Stored dataset items:
------------------------------------

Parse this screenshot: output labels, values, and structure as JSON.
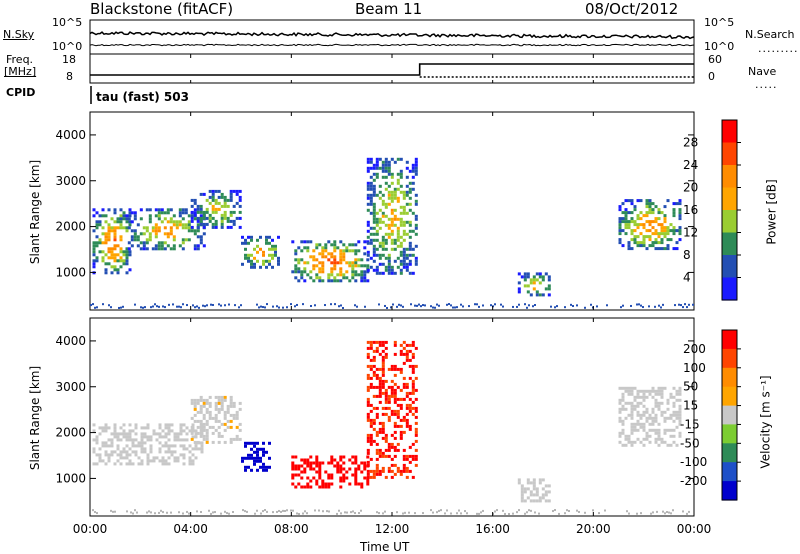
{
  "header": {
    "station": "Blackstone (fitACF)",
    "beam": "Beam 11",
    "date": "08/Oct/2012"
  },
  "summary": {
    "nsky_label": "N.Sky",
    "nsky_ticks": [
      "10^5",
      "10^0"
    ],
    "nsearch_label": "N.Search",
    "nsearch_ticks": [
      "10^5",
      "10^0"
    ],
    "freq_label_1": "Freq.",
    "freq_label_2": "[MHz]",
    "freq_ticks": [
      "18",
      "8"
    ],
    "nave_label": "Nave",
    "nave_ticks": [
      "60",
      "0"
    ],
    "cpid_label": "CPID",
    "cpid_value": "tau (fast) 503"
  },
  "colors": {
    "power": [
      "#1a1aff",
      "#234fb3",
      "#2e8b57",
      "#9acd32",
      "#ffa500",
      "#ff8c00",
      "#ff4500",
      "#ff0000"
    ],
    "velocity": [
      "#0000cc",
      "#1e50c8",
      "#2e8b57",
      "#7ccd32",
      "#c8c8c8",
      "#ffa500",
      "#ff8c00",
      "#ff4500",
      "#ff0000"
    ],
    "ground": "#b4b4b4"
  },
  "chart_data": [
    {
      "type": "heatmap",
      "title": "",
      "ylabel": "Slant Range [km]",
      "xlabel": "Time UT",
      "xlim_hours": [
        0,
        24
      ],
      "x_ticks": [
        "00:00",
        "04:00",
        "08:00",
        "12:00",
        "16:00",
        "20:00",
        "00:00"
      ],
      "ylim": [
        180,
        4500
      ],
      "y_ticks": [
        "1000",
        "2000",
        "3000",
        "4000"
      ],
      "colorbar_label": "Power [dB]",
      "colorbar_ticks": [
        "28",
        "24",
        "20",
        "16",
        "12",
        "8",
        "4"
      ],
      "colorbar_range": [
        0,
        32
      ],
      "echo_regions": [
        {
          "t0": 0.1,
          "t1": 1.6,
          "r0": 1000,
          "r1": 2400,
          "peak_dB": 26
        },
        {
          "t0": 1.5,
          "t1": 4.5,
          "r0": 1500,
          "r1": 2400,
          "peak_dB": 22
        },
        {
          "t0": 4.0,
          "t1": 6.0,
          "r0": 2000,
          "r1": 2800,
          "peak_dB": 18
        },
        {
          "t0": 6.0,
          "t1": 7.5,
          "r0": 1100,
          "r1": 1800,
          "peak_dB": 22
        },
        {
          "t0": 8.0,
          "t1": 11.0,
          "r0": 800,
          "r1": 1700,
          "peak_dB": 28
        },
        {
          "t0": 11.0,
          "t1": 13.0,
          "r0": 1000,
          "r1": 3500,
          "peak_dB": 20
        },
        {
          "t0": 17.0,
          "t1": 18.3,
          "r0": 500,
          "r1": 1000,
          "peak_dB": 20
        },
        {
          "t0": 21.0,
          "t1": 23.5,
          "r0": 1500,
          "r1": 2600,
          "peak_dB": 24
        }
      ]
    },
    {
      "type": "heatmap",
      "title": "",
      "ylabel": "Slant Range [km]",
      "xlabel": "Time UT",
      "xlim_hours": [
        0,
        24
      ],
      "x_ticks": [
        "00:00",
        "04:00",
        "08:00",
        "12:00",
        "16:00",
        "20:00",
        "00:00"
      ],
      "ylim": [
        180,
        4500
      ],
      "y_ticks": [
        "1000",
        "2000",
        "3000",
        "4000"
      ],
      "colorbar_label": "Velocity [m s⁻¹]",
      "colorbar_ticks": [
        "200",
        "100",
        "50",
        "15",
        "-15",
        "-50",
        "-100",
        "-200"
      ],
      "colorbar_range": [
        -250,
        250
      ],
      "echo_regions": [
        {
          "t0": 0.1,
          "t1": 4.5,
          "r0": 1300,
          "r1": 2200,
          "velocity": 0
        },
        {
          "t0": 4.0,
          "t1": 6.0,
          "r0": 1800,
          "r1": 2800,
          "velocity": 10
        },
        {
          "t0": 6.0,
          "t1": 7.2,
          "r0": 1200,
          "r1": 1800,
          "velocity": -220
        },
        {
          "t0": 8.0,
          "t1": 11.0,
          "r0": 800,
          "r1": 1500,
          "velocity": 220
        },
        {
          "t0": 11.0,
          "t1": 13.0,
          "r0": 1000,
          "r1": 4000,
          "velocity": 200
        },
        {
          "t0": 17.0,
          "t1": 18.3,
          "r0": 500,
          "r1": 1000,
          "velocity": 0
        },
        {
          "t0": 21.0,
          "t1": 23.5,
          "r0": 1700,
          "r1": 3000,
          "velocity": 0
        }
      ]
    }
  ]
}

------------------------------------

Reproduce the records, all of them, word for word; omit the pictures.

__Written answer__
Parse this screenshot: output labels, values, and structure as JSON.
{
  "header": {
    "station": "Blackstone (fitACF)",
    "beam": "Beam 11",
    "date": "08/Oct/2012"
  },
  "summary": {
    "nsky_label": "N.Sky",
    "nsky_ticks": [
      "10^5",
      "10^0"
    ],
    "nsearch_label": "N.Search",
    "nsearch_ticks": [
      "10^5",
      "10^0"
    ],
    "freq_label_1": "Freq.",
    "freq_label_2": "[MHz]",
    "freq_ticks": [
      "18",
      "8"
    ],
    "nave_label": "Nave",
    "nave_ticks": [
      "60",
      "0"
    ],
    "cpid_label": "CPID",
    "cpid_value": "tau (fast) 503"
  },
  "colors": {
    "power": [
      "#1a1aff",
      "#234fb3",
      "#2e8b57",
      "#9acd32",
      "#ffa500",
      "#ff8c00",
      "#ff4500",
      "#ff0000"
    ],
    "velocity": [
      "#0000cc",
      "#1e50c8",
      "#2e8b57",
      "#7ccd32",
      "#c8c8c8",
      "#ffa500",
      "#ff8c00",
      "#ff4500",
      "#ff0000"
    ],
    "ground": "#b4b4b4"
  },
  "chart_data": [
    {
      "type": "heatmap",
      "title": "",
      "ylabel": "Slant Range [km]",
      "xlabel": "Time UT",
      "xlim_hours": [
        0,
        24
      ],
      "x_ticks": [
        "00:00",
        "04:00",
        "08:00",
        "12:00",
        "16:00",
        "20:00",
        "00:00"
      ],
      "ylim": [
        180,
        4500
      ],
      "y_ticks": [
        "1000",
        "2000",
        "3000",
        "4000"
      ],
      "colorbar_label": "Power [dB]",
      "colorbar_ticks": [
        "28",
        "24",
        "20",
        "16",
        "12",
        "8",
        "4"
      ],
      "colorbar_range": [
        0,
        32
      ],
      "echo_regions": [
        {
          "t0": 0.1,
          "t1": 1.6,
          "r0": 1000,
          "r1": 2400,
          "peak_dB": 26
        },
        {
          "t0": 1.5,
          "t1": 4.5,
          "r0": 1500,
          "r1": 2400,
          "peak_dB": 22
        },
        {
          "t0": 4.0,
          "t1": 6.0,
          "r0": 2000,
          "r1": 2800,
          "peak_dB": 18
        },
        {
          "t0": 6.0,
          "t1": 7.5,
          "r0": 1100,
          "r1": 1800,
          "peak_dB": 22
        },
        {
          "t0": 8.0,
          "t1": 11.0,
          "r0": 800,
          "r1": 1700,
          "peak_dB": 28
        },
        {
          "t0": 11.0,
          "t1": 13.0,
          "r0": 1000,
          "r1": 3500,
          "peak_dB": 20
        },
        {
          "t0": 17.0,
          "t1": 18.3,
          "r0": 500,
          "r1": 1000,
          "peak_dB": 20
        },
        {
          "t0": 21.0,
          "t1": 23.5,
          "r0": 1500,
          "r1": 2600,
          "peak_dB": 24
        }
      ]
    },
    {
      "type": "heatmap",
      "title": "",
      "ylabel": "Slant Range [km]",
      "xlabel": "Time UT",
      "xlim_hours": [
        0,
        24
      ],
      "x_ticks": [
        "00:00",
        "04:00",
        "08:00",
        "12:00",
        "16:00",
        "20:00",
        "00:00"
      ],
      "ylim": [
        180,
        4500
      ],
      "y_ticks": [
        "1000",
        "2000",
        "3000",
        "4000"
      ],
      "colorbar_label": "Velocity [m s⁻¹]",
      "colorbar_ticks": [
        "200",
        "100",
        "50",
        "15",
        "-15",
        "-50",
        "-100",
        "-200"
      ],
      "colorbar_range": [
        -250,
        250
      ],
      "echo_regions": [
        {
          "t0": 0.1,
          "t1": 4.5,
          "r0": 1300,
          "r1": 2200,
          "velocity": 0
        },
        {
          "t0": 4.0,
          "t1": 6.0,
          "r0": 1800,
          "r1": 2800,
          "velocity": 10
        },
        {
          "t0": 6.0,
          "t1": 7.2,
          "r0": 1200,
          "r1": 1800,
          "velocity": -220
        },
        {
          "t0": 8.0,
          "t1": 11.0,
          "r0": 800,
          "r1": 1500,
          "velocity": 220
        },
        {
          "t0": 11.0,
          "t1": 13.0,
          "r0": 1000,
          "r1": 4000,
          "velocity": 200
        },
        {
          "t0": 17.0,
          "t1": 18.3,
          "r0": 500,
          "r1": 1000,
          "velocity": 0
        },
        {
          "t0": 21.0,
          "t1": 23.5,
          "r0": 1700,
          "r1": 3000,
          "velocity": 0
        }
      ]
    }
  ]
}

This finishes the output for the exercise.